» GIVEN INSTRUCTION
Some lines in the listing below may include the string "gwarancji". How many are there? Give only the number.
── RECORDED INFORMATION ──
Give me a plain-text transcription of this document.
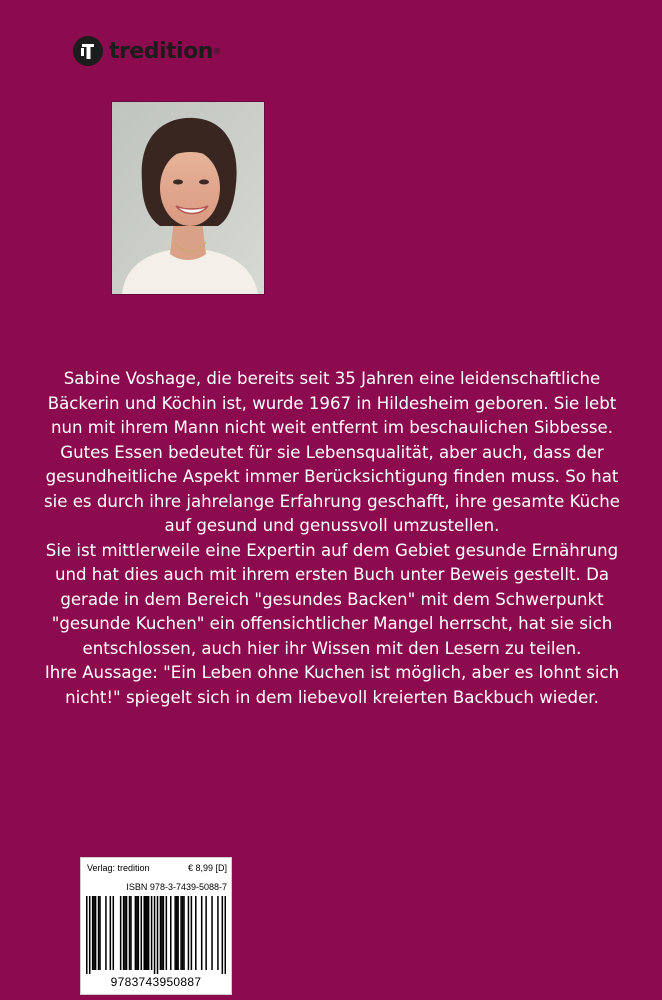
tredition ®

Sabine Voshage, die bereits seit 35 Jahren eine leidenschaftliche Bäckerin und Köchin ist, wurde 1967 in Hildesheim geboren. Sie lebt nun mit ihrem Mann nicht weit entfernt im beschaulichen Sibbesse.

Gutes Essen bedeutet für sie Lebensqualität, aber auch, dass der gesundheitliche Aspekt immer Berücksichtigung finden muss. So hat sie es durch ihre jahrelange Erfahrung geschafft, ihre gesamte Küche auf gesund und genussvoll umzustellen.

Sie ist mittlerweile eine Expertin auf dem Gebiet gesunde Ernährung und hat dies auch mit ihrem ersten Buch unter Beweis gestellt. Da gerade in dem Bereich "gesundes Backen" mit dem Schwerpunkt "gesunde Kuchen" ein offensichtlicher Mangel herrscht, hat sie sich entschlossen, auch hier ihr Wissen mit den Lesern zu teilen.

Ihre Aussage: "Ein Leben ohne Kuchen ist möglich, aber es lohnt sich nicht!" spiegelt sich in dem liebevoll kreierten Backbuch wieder.

Verlag: tredition	€ 8,99 [D]
ISBN 978-3-7439-5088-7
9783743950887
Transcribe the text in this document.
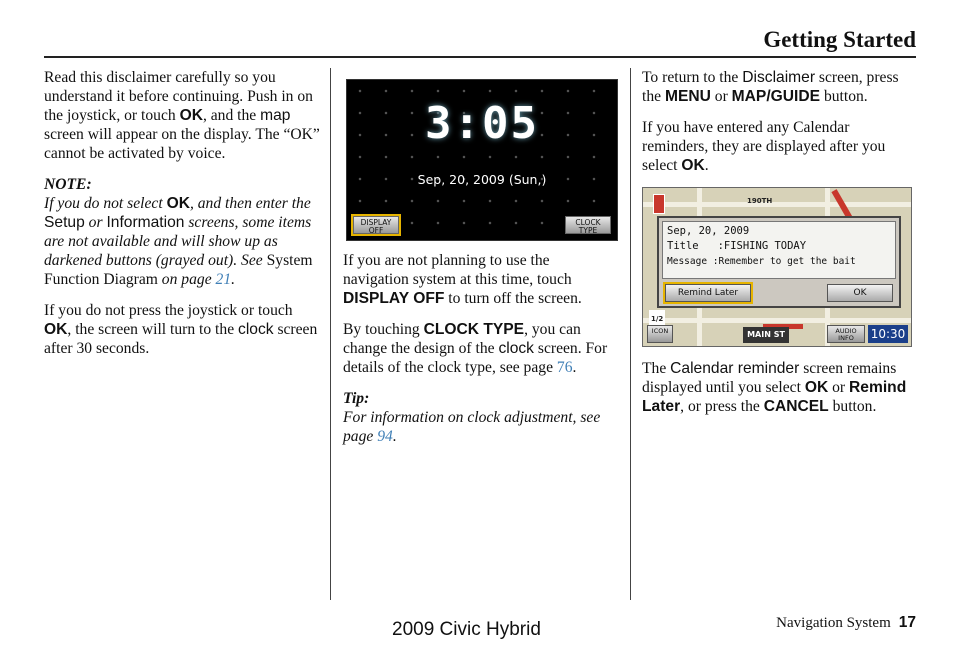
Getting Started

Read this disclaimer carefully so you understand it before continuing. Push in on the joystick, or touch OK, and the map screen will appear on the display. The “OK” cannot be activated by voice.

NOTE:

If you do not select OK, and then enter the Setup or Information screens, some items are not available and will show up as darkened buttons (grayed out). See System Function Diagram on page 21.

If you do not press the joystick or touch OK, the screen will turn to the clock screen after 30 seconds.

3:05
Sep, 20, 2009 (Sun,)
DISPLAY
OFF
CLOCK
TYPE

If you are not planning to use the navigation system at this time, touch DISPLAY OFF to turn off the screen.

By touching CLOCK TYPE, you can change the design of the clock screen. For details of the clock type, see page 76.

Tip:

For information on clock adjustment, see page 94.

To return to the Disclaimer screen, press the MENU or MAP/GUIDE button.

If you have entered any Calendar reminders, they are displayed after you select OK.

190TH
Sep, 20, 2009
Title   :FISHING TODAY
Message :Remember to get the bait
Remind Later	OK
1/2
ICON	MAIN ST	AUDIO
INFO	10:30

The Calendar reminder screen remains displayed until you select OK or Remind Later, or press the CANCEL button.

2009 Civic Hybrid	Navigation System 17
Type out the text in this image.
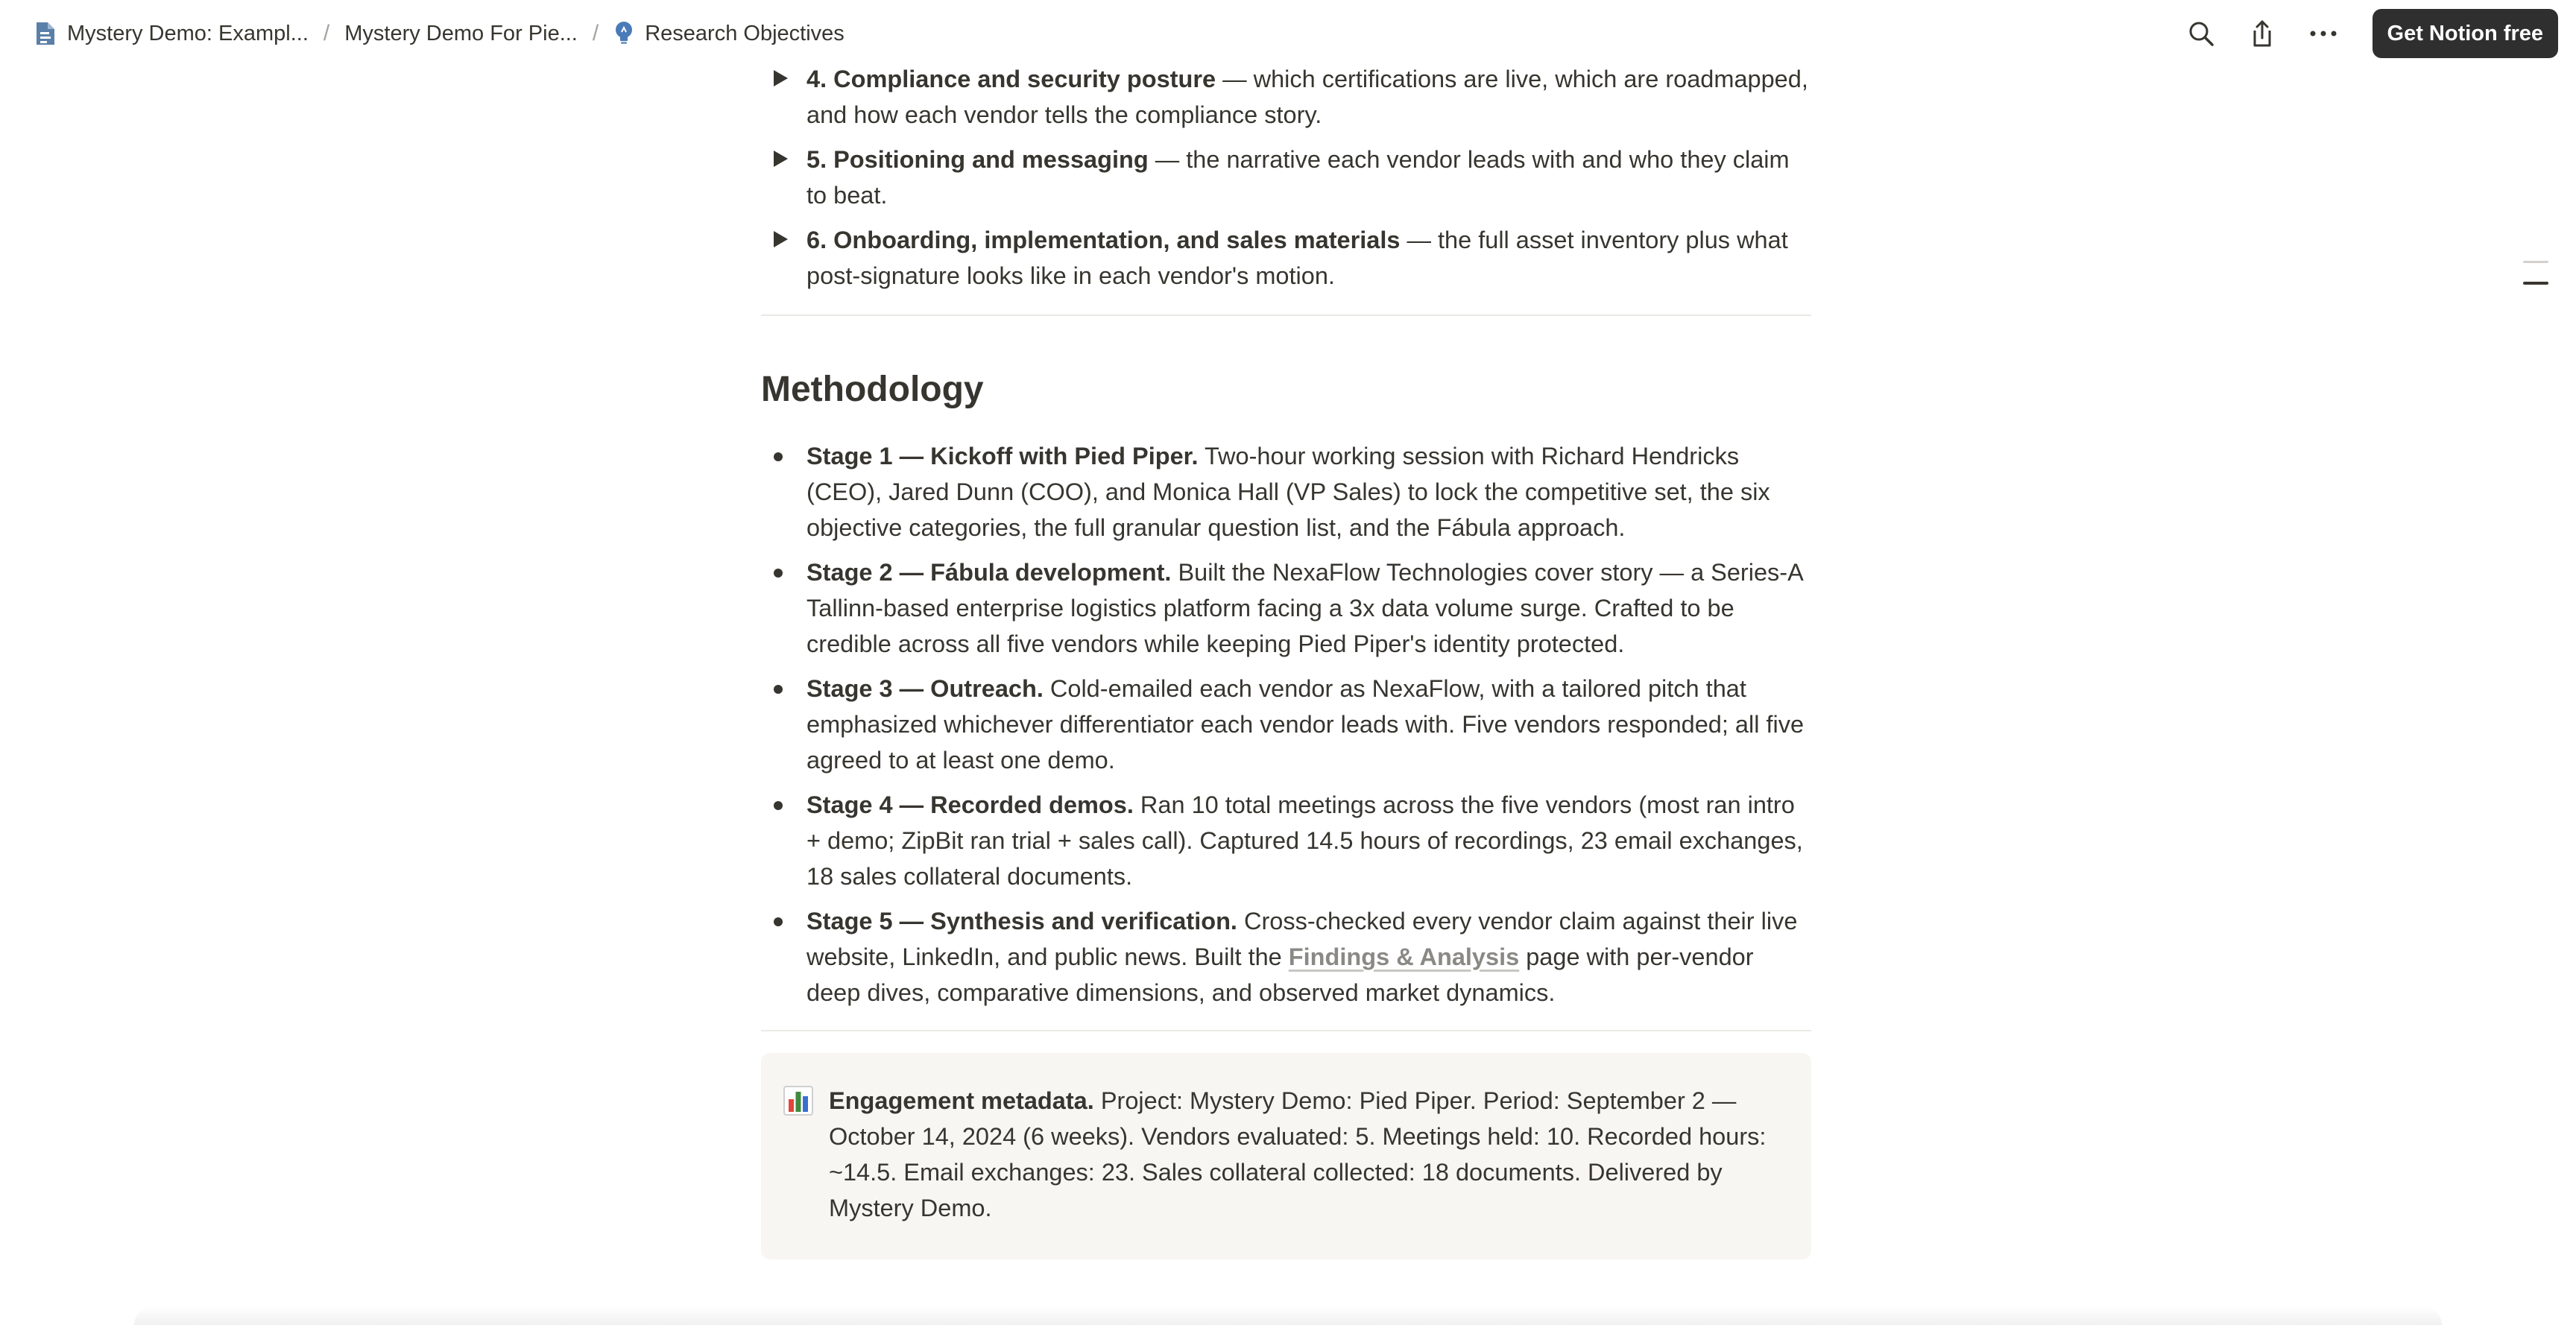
Mystery Demo: Exampl... / Mystery Demo For Pie... / Research Objectives	Get Notion free
4. Compliance and security posture — which certifications are live, which are roadmapped, and how each vendor tells the compliance story.
5. Positioning and messaging — the narrative each vendor leads with and who they claim to beat.
6. Onboarding, implementation, and sales materials — the full asset inventory plus what post-signature looks like in each vendor's motion.
Methodology
Stage 1 — Kickoff with Pied Piper. Two-hour working session with Richard Hendricks (CEO), Jared Dunn (COO), and Monica Hall (VP Sales) to lock the competitive set, the six objective categories, the full granular question list, and the Fábula approach.
Stage 2 — Fábula development. Built the NexaFlow Technologies cover story — a Series-A Tallinn-based enterprise logistics platform facing a 3x data volume surge. Crafted to be credible across all five vendors while keeping Pied Piper's identity protected.
Stage 3 — Outreach. Cold-emailed each vendor as NexaFlow, with a tailored pitch that emphasized whichever differentiator each vendor leads with. Five vendors responded; all five agreed to at least one demo.
Stage 4 — Recorded demos. Ran 10 total meetings across the five vendors (most ran intro + demo; ZipBit ran trial + sales call). Captured 14.5 hours of recordings, 23 email exchanges, 18 sales collateral documents.
Stage 5 — Synthesis and verification. Cross-checked every vendor claim against their live website, LinkedIn, and public news. Built the Findings & Analysis page with per-vendor deep dives, comparative dimensions, and observed market dynamics.
Engagement metadata. Project: Mystery Demo: Pied Piper. Period: September 2 — October 14, 2024 (6 weeks). Vendors evaluated: 5. Meetings held: 10. Recorded hours: ~14.5. Email exchanges: 23. Sales collateral collected: 18 documents. Delivered by Mystery Demo.
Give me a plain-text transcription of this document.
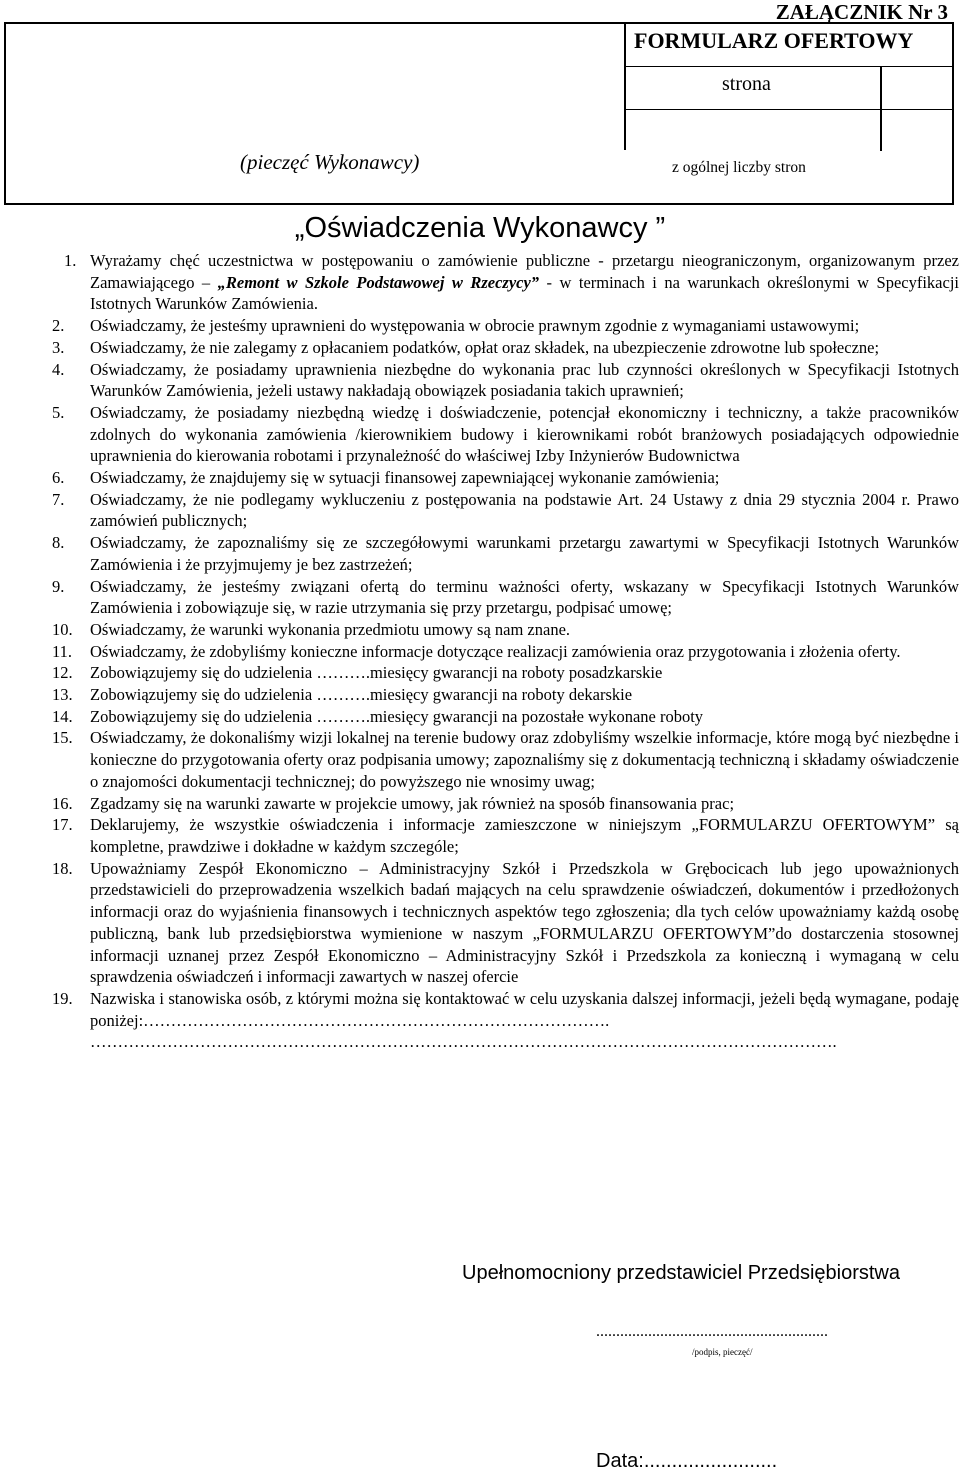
ZAŁĄCZNIK Nr 3
FORMULARZ OFERTOWY
strona
z ogólnej liczby stron
(pieczęć Wykonawcy)
„Oświadczenia Wykonawcy ”
1. Wyrażamy chęć uczestnictwa w postępowaniu o zamówienie publiczne - przetargu nieograniczonym, organizowanym przez Zamawiającego – „Remont w Szkole Podstawowej w Rzeczycy” - w terminach i na warunkach określonymi w Specyfikacji Istotnych Warunków Zamówienia.
2. Oświadczamy, że jesteśmy uprawnieni do występowania w obrocie prawnym zgodnie z wymaganiami ustawowymi;
3. Oświadczamy, że nie zalegamy z opłacaniem podatków, opłat oraz składek, na ubezpieczenie zdrowotne lub społeczne;
4. Oświadczamy, że posiadamy uprawnienia niezbędne do wykonania prac lub czynności określonych w Specyfikacji Istotnych Warunków Zamówienia, jeżeli ustawy nakładają obowiązek posiadania takich uprawnień;
5. Oświadczamy, że posiadamy niezbędną wiedzę i doświadczenie, potencjał ekonomiczny i techniczny, a także pracowników zdolnych do wykonania zamówienia /kierownikiem budowy i kierownikami robót branżowych posiadających odpowiednie uprawnienia do kierowania robotami i przynależność do właściwej Izby Inżynierów Budownictwa
6. Oświadczamy, że znajdujemy się w sytuacji finansowej zapewniającej wykonanie zamówienia;
7. Oświadczamy, że nie podlegamy wykluczeniu z postępowania na podstawie Art. 24 Ustawy z dnia 29 stycznia 2004 r. Prawo zamówień publicznych;
8. Oświadczamy, że zapoznaliśmy się ze szczegółowymi warunkami przetargu zawartymi w Specyfikacji Istotnych Warunków Zamówienia i że przyjmujemy je bez zastrzeżeń;
9. Oświadczamy, że jesteśmy związani ofertą do terminu ważności oferty, wskazany w Specyfikacji Istotnych Warunków Zamówienia i zobowiązuje się, w razie utrzymania się przy przetargu, podpisać umowę;
10. Oświadczamy, że warunki wykonania przedmiotu umowy są nam znane.
11. Oświadczamy, że zdobyliśmy konieczne informacje dotyczące realizacji zamówienia oraz przygotowania i złożenia oferty.
12. Zobowiązujemy się do udzielenia ……….miesięcy gwarancji na roboty posadzkarskie
13. Zobowiązujemy się do udzielenia ……….miesięcy gwarancji na roboty dekarskie
14. Zobowiązujemy się do udzielenia ……….miesięcy gwarancji na pozostałe wykonane roboty
15. Oświadczamy, że dokonaliśmy wizji lokalnej na terenie budowy oraz zdobyliśmy wszelkie informacje, które mogą być niezbędne i konieczne do przygotowania oferty oraz podpisania umowy; zapoznaliśmy się z dokumentacją techniczną i składamy oświadczenie o znajomości dokumentacji technicznej; do powyższego nie wnosimy uwag;
16. Zgadzamy się na warunki zawarte w projekcie umowy, jak również na sposób finansowania prac;
17. Deklarujemy, że wszystkie oświadczenia i informacje zamieszczone w niniejszym „FORMULARZU OFERTOWYM” są kompletne, prawdziwe i dokładne w każdym szczególe;
18. Upoważniamy Zespół Ekonomiczno – Administracyjny Szkół i Przedszkola w Grębocicach lub jego upoważnionych przedstawicieli do przeprowadzenia wszelkich badań mających na celu sprawdzenie oświadczeń, dokumentów i przedłożonych informacji oraz do wyjaśnienia finansowych i technicznych aspektów tego zgłoszenia; dla tych celów upoważniamy każdą osobę publiczną, bank lub przedsiębiorstwa wymienione w naszym „FORMULARZU OFERTOWYM”do dostarczenia stosownej informacji uznanej przez Zespół Ekonomiczno – Administracyjny Szkół i Przedszkola za konieczną i wymaganą w celu sprawdzenia oświadczeń i informacji zawartych w naszej ofercie
19. Nazwiska i stanowiska osób, z którymi można się kontaktować w celu uzyskania dalszej informacji, jeżeli będą wymagane, podaję poniżej:………………………………………………………………………….
……………………………………………………………………………………………………………………….
Upełnomocniony przedstawiciel Przedsiębiorstwa
..........................................................
/podpis, pieczęć/
Data:........................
───
» REPLY
3